Stated task :: Check each line of the material below for the string "name", then report how many lines have it, and nothing else.

Exercise material ::
++++

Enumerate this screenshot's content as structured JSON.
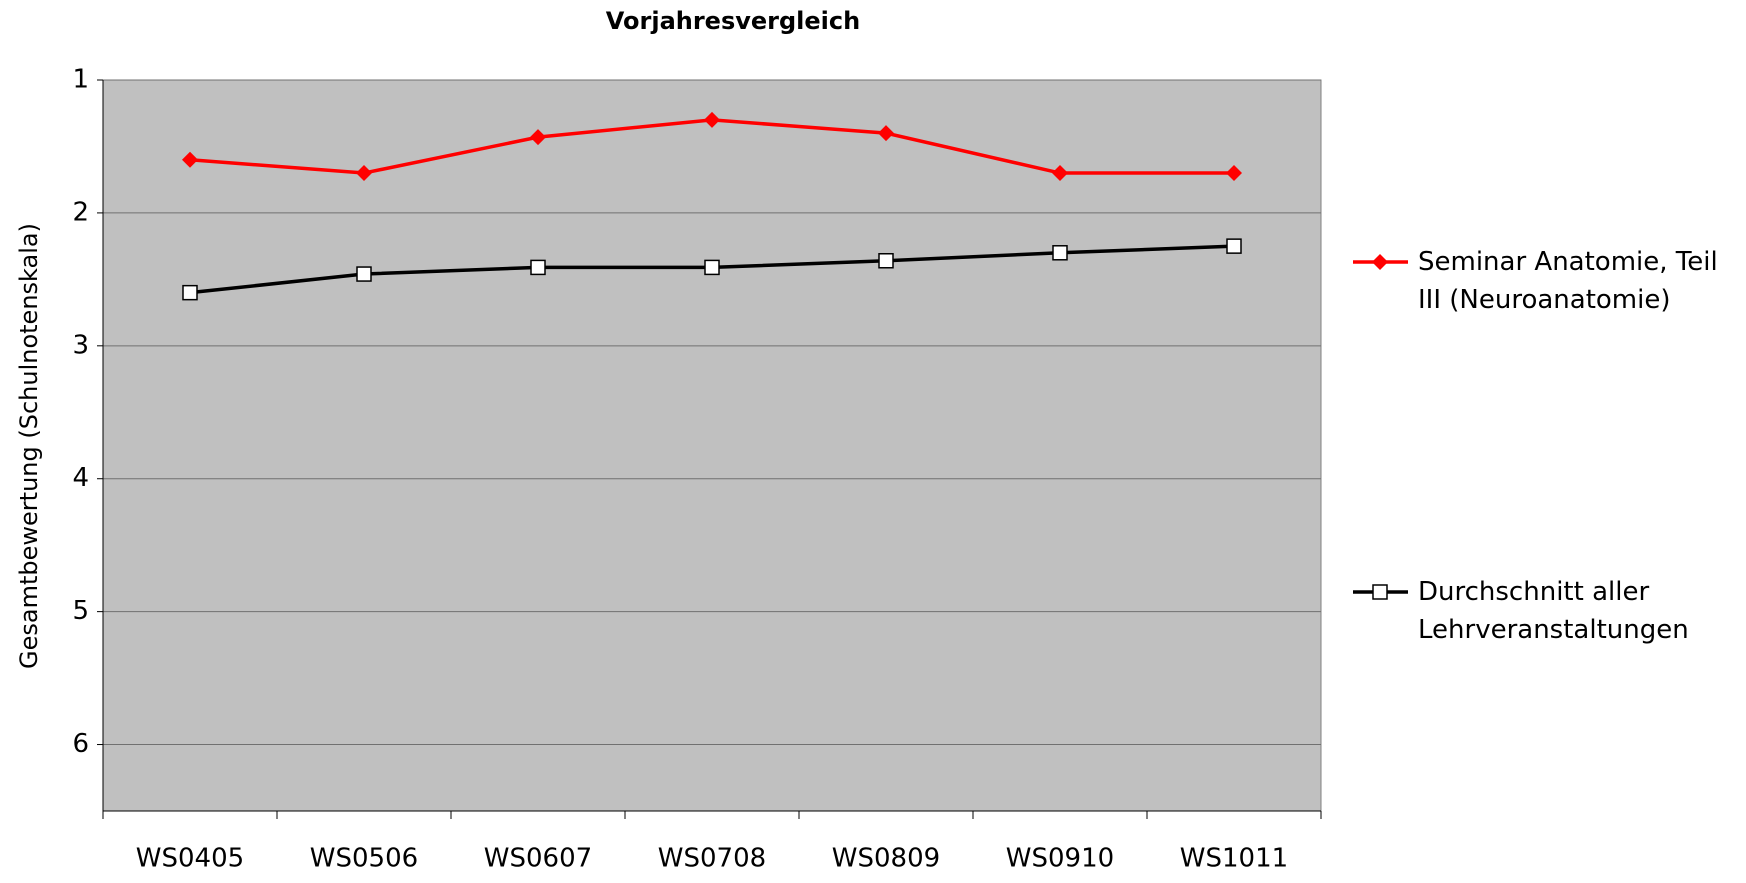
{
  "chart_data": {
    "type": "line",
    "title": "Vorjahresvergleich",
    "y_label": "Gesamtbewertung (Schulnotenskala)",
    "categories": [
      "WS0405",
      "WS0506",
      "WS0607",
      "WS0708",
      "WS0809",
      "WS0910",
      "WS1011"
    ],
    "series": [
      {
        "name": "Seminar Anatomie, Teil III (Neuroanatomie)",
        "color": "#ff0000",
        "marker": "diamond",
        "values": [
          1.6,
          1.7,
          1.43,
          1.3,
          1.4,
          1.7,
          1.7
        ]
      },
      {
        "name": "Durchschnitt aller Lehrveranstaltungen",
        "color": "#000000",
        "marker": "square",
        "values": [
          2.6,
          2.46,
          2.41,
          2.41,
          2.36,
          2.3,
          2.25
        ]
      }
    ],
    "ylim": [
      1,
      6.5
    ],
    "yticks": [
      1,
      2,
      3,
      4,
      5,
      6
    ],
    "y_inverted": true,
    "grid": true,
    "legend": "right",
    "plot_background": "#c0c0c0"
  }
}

++++

Exercise result :: 2